**Provided data**.
-------

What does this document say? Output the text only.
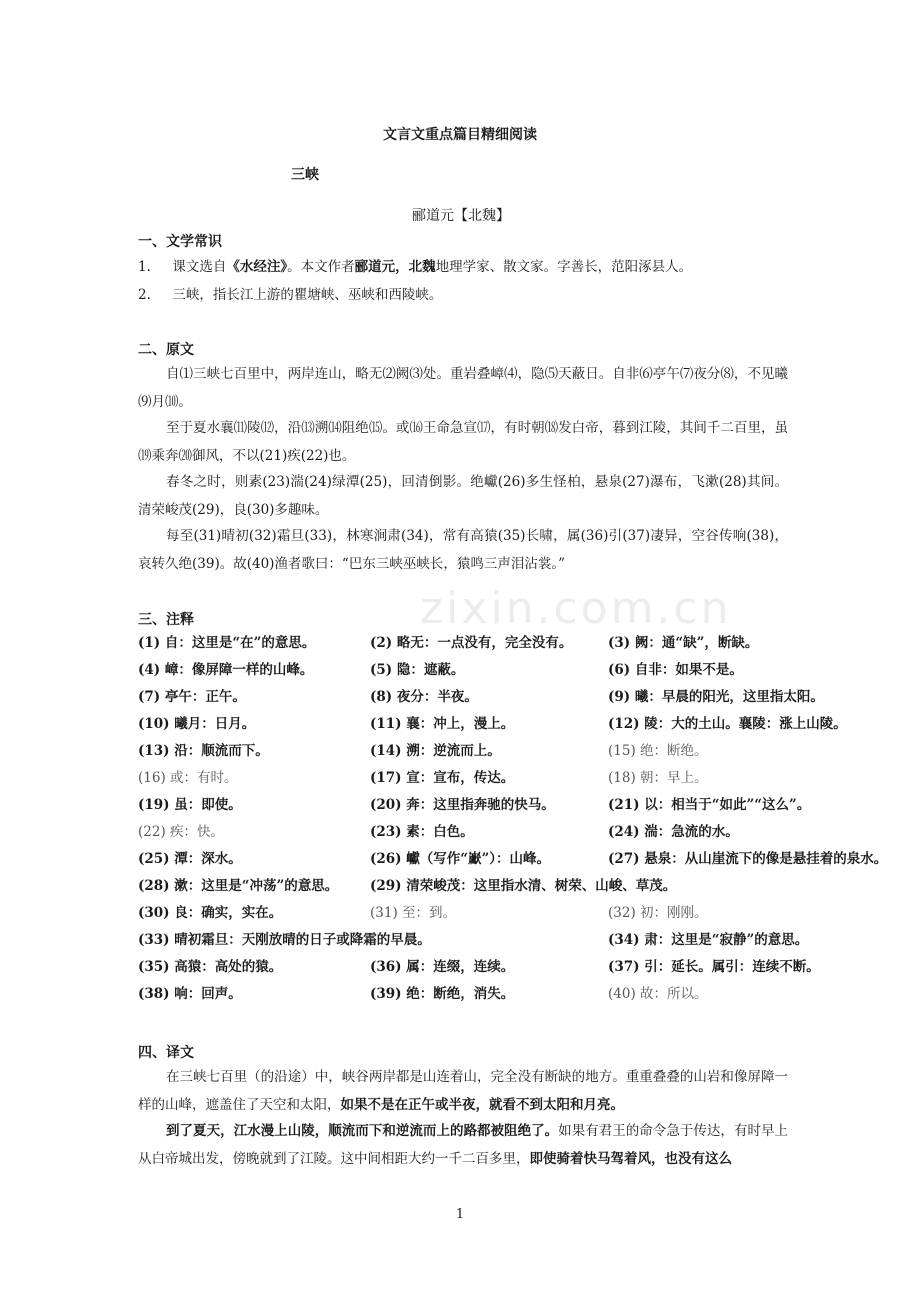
zixin.com.cn
文言文重点篇目精细阅读
三峡
郦道元【北魏】
一、文学常识
1. 课文选自《水经注》。本文作者郦道元，北魏地理学家、散文家。字善长，范阳涿县人。
2. 三峡，指长江上游的瞿塘峡、巫峡和西陵峡。
二、原文
自⑴三峡七百里中，两岸连山，略无⑵阙⑶处。重岩叠嶂⑷，隐⑸天蔽日。自非⑹亭午⑺夜分⑻，不见曦⑼月⑽。
至于夏水襄⑾陵⑿，沿⒀溯⒁阻绝⒂。或⒃王命急宣⒄，有时朝⒅发白帝，暮到江陵，其间千二百里，虽⒆乘奔⒇御风，不以(21)疾(22)也。
春冬之时，则素(23)湍(24)绿潭(25)，回清倒影。绝巘(26)多生怪柏，悬泉(27)瀑布，飞漱(28)其间。清荣峻茂(29)，良(30)多趣味。
每至(31)晴初(32)霜旦(33)，林寒涧肃(34)，常有高猿(35)长啸，属(36)引(37)凄异，空谷传响(38)，哀转久绝(39)。故(40)渔者歌曰：“巴东三峡巫峡长，猿鸣三声泪沾裳。”
三、注释
(1) 自：这里是“在”的意思。	(2) 略无：一点没有，完全没有。	(3) 阙：通“缺”，断缺。
(4) 嶂：像屏障一样的山峰。	(5) 隐：遮蔽。	(6) 自非：如果不是。
(7) 亭午：正午。	(8) 夜分：半夜。	(9) 曦：早晨的阳光，这里指太阳。
(10) 曦月：日月。	(11) 襄：冲上，漫上。	(12) 陵：大的土山。襄陵：涨上山陵。
(13) 沿：顺流而下。	(14) 溯：逆流而上。	(15) 绝：断绝。
(16) 或：有时。	(17) 宣：宣布，传达。	(18) 朝：早上。
(19) 虽：即使。	(20) 奔：这里指奔驰的快马。	(21) 以：相当于“如此”“这么”。
(22) 疾：快。	(23) 素：白色。	(24) 湍：急流的水。
(25) 潭：深水。	(26) 巘（写作“巚”）：山峰。	(27) 悬泉：从山崖流下的像是悬挂着的泉水。
(28) 漱：这里是“冲荡”的意思。 (29) 清荣峻茂：这里指水清、树荣、山峻、草茂。
(30) 良：确实，实在。	(31) 至：到。	(32) 初：刚刚。
(33) 晴初霜旦：天刚放晴的日子或降霜的早晨。	(34) 肃：这里是“寂静”的意思。
(35) 高猿：高处的猿。	(36) 属：连缀，连续。	(37) 引：延长。属引：连续不断。
(38) 响：回声。	(39) 绝：断绝，消失。	(40) 故：所以。
四、译文
在三峡七百里（的沿途）中，峡谷两岸都是山连着山，完全没有断缺的地方。重重叠叠的山岩和像屏障一样的山峰，遮盖住了天空和太阳，如果不是在正午或半夜，就看不到太阳和月亮。
到了夏天，江水漫上山陵，顺流而下和逆流而上的路都被阻绝了。如果有君王的命令急于传达，有时早上从白帝城出发，傍晚就到了江陵。这中间相距大约一千二百多里，即使骑着快马驾着风，也没有这么
1
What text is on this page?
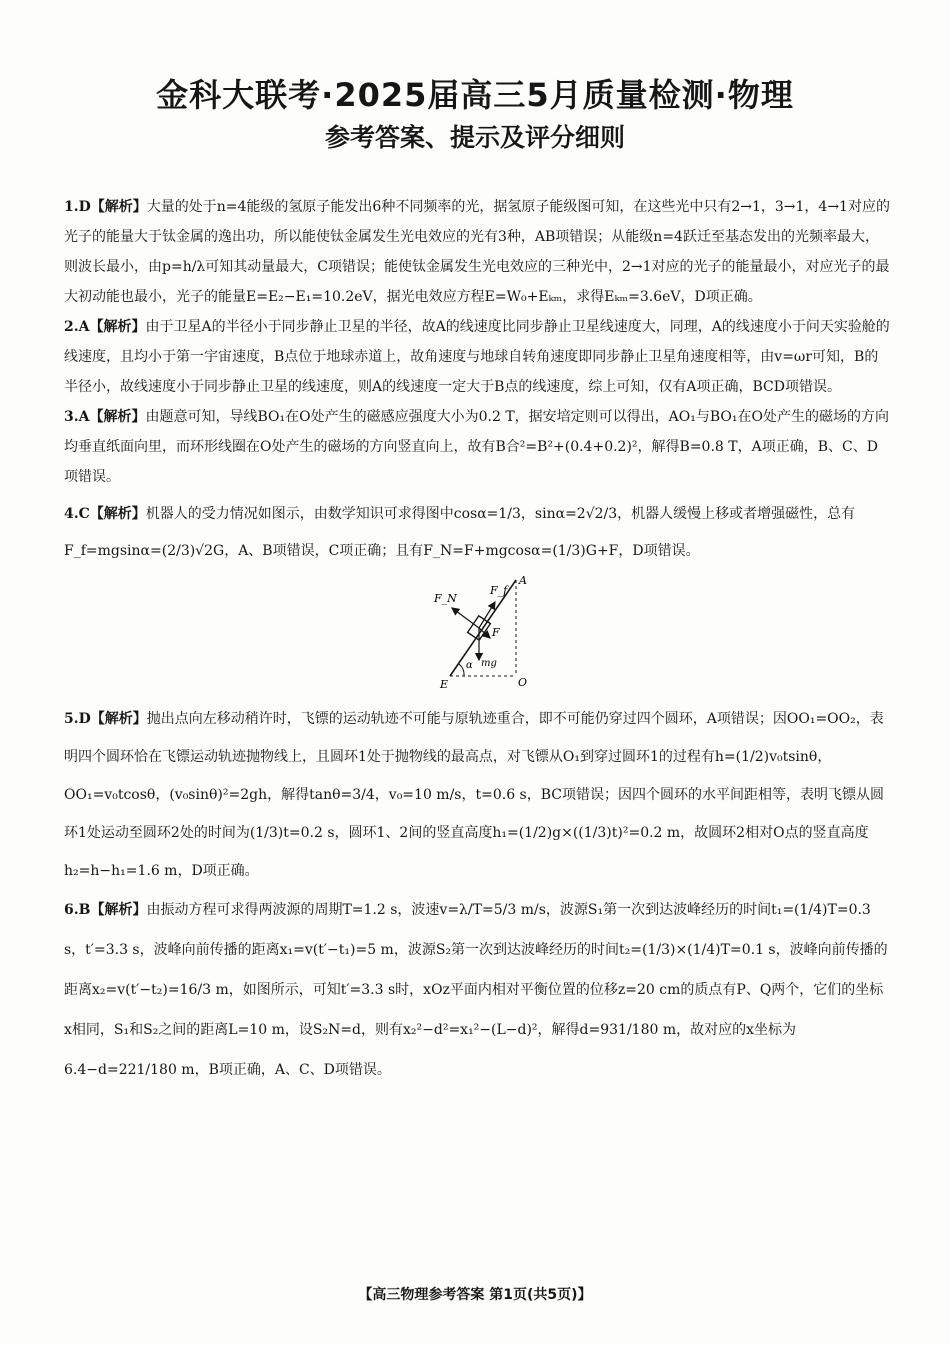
金科大联考·2025届高三5月质量检测·物理
参考答案、提示及评分细则

1.D【解析】大量的处于n=4能级的氢原子能发出6种不同频率的光，据氢原子能级图可知，在这些光中只有2→1，3→1，4→1对应的光子的能量大于钛金属的逸出功，所以能使钛金属发生光电效应的光有3种，AB项错误；从能级n=4跃迁至基态发出的光频率最大，则波长最小，由p=h/λ可知其动量最大，C项错误；能使钛金属发生光电效应的三种光中，2→1对应的光子的能量最小，对应光子的最大初动能也最小，光子的能量E=E₂−E₁=10.2eV，据光电效应方程E=W₀+Eₖₘ，求得Eₖₘ=3.6eV，D项正确。

2.A【解析】由于卫星A的半径小于同步静止卫星的半径，故A的线速度比同步静止卫星线速度大，同理，A的线速度小于问天实验舱的线速度，且均小于第一宇宙速度，B点位于地球赤道上，故角速度与地球自转角速度即同步静止卫星角速度相等，由v=ωr可知，B的半径小，故线速度小于同步静止卫星的线速度，则A的线速度一定大于B点的线速度，综上可知，仅有A项正确，BCD项错误。

3.A【解析】由题意可知，导线BO₁在O处产生的磁感应强度大小为0.2 T，据安培定则可以得出，AO₁与BO₁在O处产生的磁场的方向均垂直纸面向里，而环形线圈在O处产生的磁场的方向竖直向上，故有B合²=B²+(0.4+0.2)²，解得B=0.8 T，A项正确，B、C、D项错误。

4.C【解析】机器人的受力情况如图示，由数学知识可求得图中cosα=1/3，sinα=2√2/3，机器人缓慢上移或者增强磁性，总有F_f=mgsinα=(2/3)√2G，A、B项错误，C项正确；且有F_N=F+mgcosα=(1/3)G+F，D项错误。

F_N
F_f
A
F
α mg
E	O

5.D【解析】抛出点向左移动稍许时，飞镖的运动轨迹不可能与原轨迹重合，即不可能仍穿过四个圆环，A项错误；因OO₁=OO₂，表明四个圆环恰在飞镖运动轨迹抛物线上，且圆环1处于抛物线的最高点，对飞镖从O₁到穿过圆环1的过程有h=(1/2)v₀tsinθ，OO₁=v₀tcosθ，(v₀sinθ)²=2gh，解得tanθ=3/4，v₀=10 m/s，t=0.6 s，BC项错误；因四个圆环的水平间距相等，表明飞镖从圆环1处运动至圆环2处的时间为(1/3)t=0.2 s，圆环1、2间的竖直高度h₁=(1/2)g×((1/3)t)²=0.2 m，故圆环2相对O点的竖直高度h₂=h−h₁=1.6 m，D项正确。

6.B【解析】由振动方程可求得两波源的周期T=1.2 s，波速v=λ/T=5/3 m/s，波源S₁第一次到达波峰经历的时间t₁=(1/4)T=0.3 s，t′=3.3 s，波峰向前传播的距离x₁=v(t′−t₁)=5 m，波源S₂第一次到达波峰经历的时间t₂=(1/3)×(1/4)T=0.1 s，波峰向前传播的距离x₂=v(t′−t₂)=16/3 m，如图所示，可知t′=3.3 s时，xOz平面内相对平衡位置的位移z=20 cm的质点有P、Q两个，它们的坐标x相同，S₁和S₂之间的距离L=10 m，设S₂N=d，则有x₂²−d²=x₁²−(L−d)²，解得d=931/180 m，故对应的x坐标为6.4−d=221/180 m，B项正确，A、C、D项错误。

【高三物理参考答案 第1页(共5页)】
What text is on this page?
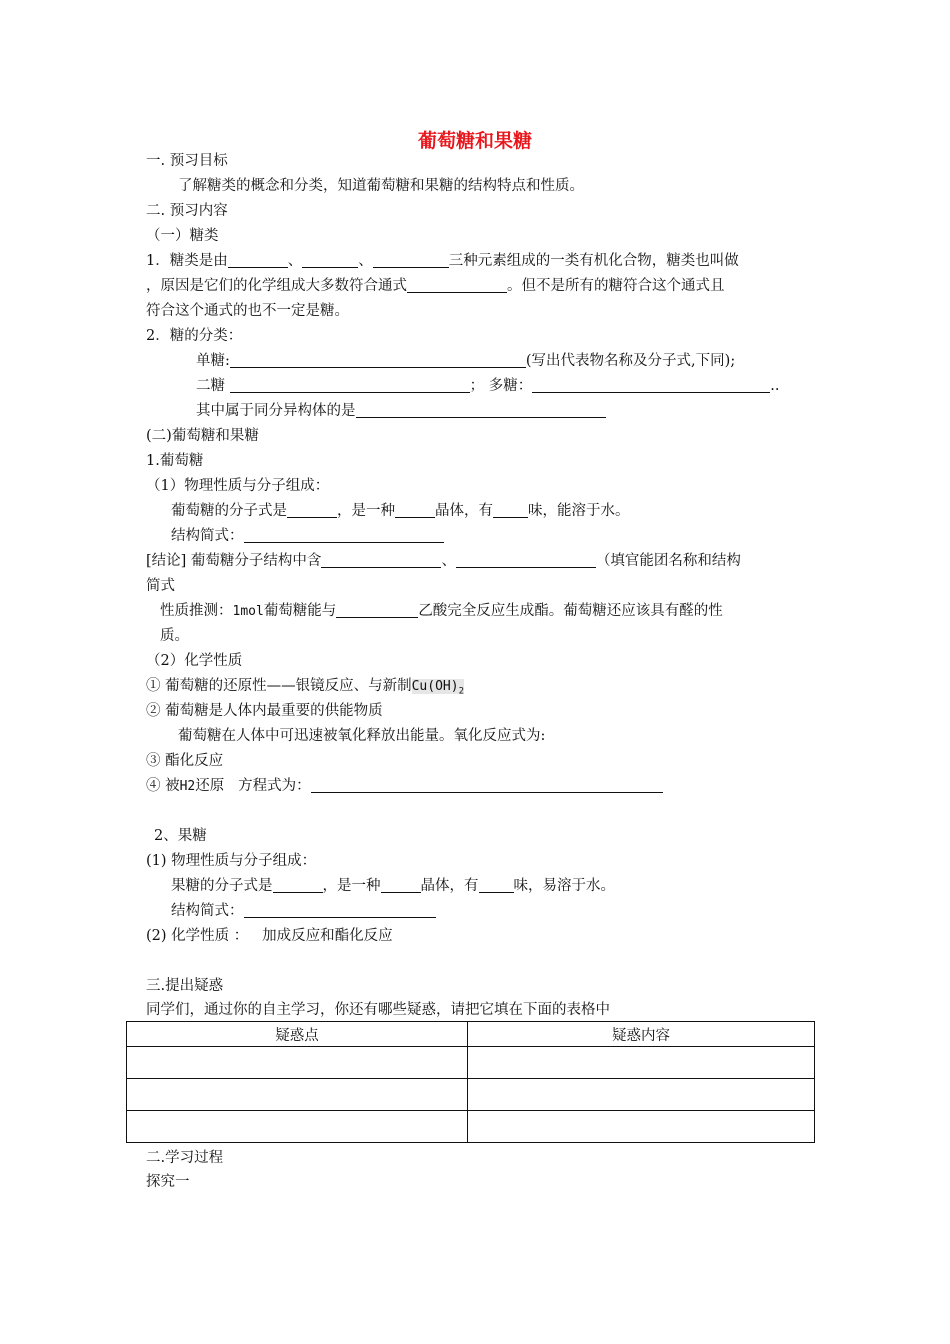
葡萄糖和果糖
一. 预习目标
了解糖类的概念和分类，知道葡萄糖和果糖的结构特点和性质。
二. 预习内容
（一）糖类
1．糖类是由	、	、	三种元素组成的一类有机化合物，糖类也叫做
，原因是它们的化学组成大多数符合通式	。但不是所有的糖符合这个通式且
符合这个通式的也不一定是糖。
2．糖的分类：
单糖:	(写出代表物名称及分子式,下同);
二糖	； 多糖：	..
其中属于同分异构体的是
(二)葡萄糖和果糖
1.葡萄糖
（1）物理性质与分子组成：
葡萄糖的分子式是	，是一种	晶体，有 味，能溶于水。
结构简式：
[结论] 葡萄糖分子结构中含	、	（填官能团名称和结构
简式
性质推测：1mol葡萄糖能与	乙酸完全反应生成酯。葡萄糖还应该具有醛的性
质。
（2）化学性质
① 葡萄糖的还原性——银镜反应、与新制$Cu(OH)_2$
② 葡萄糖是人体内最重要的供能物质
葡萄糖在人体中可迅速被氧化释放出能量。氧化反应式为:
③ 酯化反应
④ 被H2还原 方程式为：
2、果糖
(1) 物理性质与分子组成：
果糖的分子式是	，是一种	晶体，有 味，易溶于水。
结构简式：
(2) 化学性质 ： 加成反应和酯化反应
三.提出疑惑
同学们，通过你的自主学习，你还有哪些疑惑，请把它填在下面的表格中
疑惑点	疑惑内容

二.学习过程
探究一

-------

**Given exercise**. Where a line above holds the string "D项正确", show that line.

**Reply to the task**.
1.D【解析】大量的处于n=4能级的氢原子能发出6种不同频率的光，据氢原子能级图可知，在这些光中只有2→1，3→1，4→1对应的光子的能量大于钛金属的逸出功，所以能使钛金属发生光电效应的光有3种，AB项错误；从能级n=4跃迁至基态发出的光频率最大，则波长最小，由p=h/λ可知其动量最大，C项错误；能使钛金属发生光电效应的三种光中，2→1对应的光子的能量最小，对应光子的最大初动能也最小，光子的能量E=E₂−E₁=10.2eV，据光电效应方程E=W₀+Eₖₘ，求得Eₖₘ=3.6eV，D项正确。
5.D【解析】抛出点向左移动稍许时，飞镖的运动轨迹不可能与原轨迹重合，即不可能仍穿过四个圆环，A项错误；因OO₁=OO₂，表明四个圆环恰在飞镖运动轨迹抛物线上，且圆环1处于抛物线的最高点，对飞镖从O₁到穿过圆环1的过程有h=(1/2)v₀tsinθ，OO₁=v₀tcosθ，(v₀sinθ)²=2gh，解得tanθ=3/4，v₀=10 m/s，t=0.6 s，BC项错误；因四个圆环的水平间距相等，表明飞镖从圆环1处运动至圆环2处的时间为(1/3)t=0.2 s，圆环1、2间的竖直高度h₁=(1/2)g×((1/3)t)²=0.2 m，故圆环2相对O点的竖直高度h₂=h−h₁=1.6 m，D项正确。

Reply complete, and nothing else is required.